Collected data entries:
····················
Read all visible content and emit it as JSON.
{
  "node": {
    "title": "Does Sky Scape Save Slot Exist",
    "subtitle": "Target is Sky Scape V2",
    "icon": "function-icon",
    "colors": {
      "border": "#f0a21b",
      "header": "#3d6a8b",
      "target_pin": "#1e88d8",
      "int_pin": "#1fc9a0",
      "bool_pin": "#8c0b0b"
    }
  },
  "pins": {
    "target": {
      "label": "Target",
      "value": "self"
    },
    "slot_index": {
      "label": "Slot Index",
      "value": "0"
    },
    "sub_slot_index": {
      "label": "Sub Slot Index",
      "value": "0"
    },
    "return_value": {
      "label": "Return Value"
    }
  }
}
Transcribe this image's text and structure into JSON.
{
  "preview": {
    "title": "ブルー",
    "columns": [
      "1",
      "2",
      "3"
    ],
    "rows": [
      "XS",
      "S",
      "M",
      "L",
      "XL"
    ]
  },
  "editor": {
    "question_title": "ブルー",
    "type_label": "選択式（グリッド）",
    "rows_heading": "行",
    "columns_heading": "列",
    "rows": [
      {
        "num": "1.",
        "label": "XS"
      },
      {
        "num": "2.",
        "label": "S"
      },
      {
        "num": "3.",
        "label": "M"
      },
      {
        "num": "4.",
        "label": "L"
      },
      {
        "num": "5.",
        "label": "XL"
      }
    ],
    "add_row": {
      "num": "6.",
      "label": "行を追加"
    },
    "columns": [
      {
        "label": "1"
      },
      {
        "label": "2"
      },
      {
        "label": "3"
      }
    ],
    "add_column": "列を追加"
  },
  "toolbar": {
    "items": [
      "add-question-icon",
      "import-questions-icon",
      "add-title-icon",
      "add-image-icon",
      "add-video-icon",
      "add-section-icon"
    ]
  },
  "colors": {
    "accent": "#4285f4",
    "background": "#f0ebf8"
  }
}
····················
Task directions:
Copy exactly, word for word, the line with "Transcribe this image's" through the final line of the listing.

The completed task:
Transcribe this image's text and structure into JSON.
{
  "preview": {
    "title": "ブルー",
    "columns": [
      "1",
      "2",
      "3"
    ],
    "rows": [
      "XS",
      "S",
      "M",
      "L",
      "XL"
    ]
  },
  "editor": {
    "question_title": "ブルー",
    "type_label": "選択式（グリッド）",
    "rows_heading": "行",
    "columns_heading": "列",
    "rows": [
      {
        "num": "1.",
        "label": "XS"
      },
      {
        "num": "2.",
        "label": "S"
      },
      {
        "num": "3.",
        "label": "M"
      },
      {
        "num": "4.",
        "label": "L"
      },
      {
        "num": "5.",
        "label": "XL"
      }
    ],
    "add_row": {
      "num": "6.",
      "label": "行を追加"
    },
    "columns": [
      {
        "label": "1"
      },
      {
        "label": "2"
      },
      {
        "label": "3"
      }
    ],
    "add_column": "列を追加"
  },
  "toolbar": {
    "items": [
      "add-question-icon",
      "import-questions-icon",
      "add-title-icon",
      "add-image-icon",
      "add-video-icon",
      "add-section-icon"
    ]
  },
  "colors": {
    "accent": "#4285f4",
    "background": "#f0ebf8"
  }
}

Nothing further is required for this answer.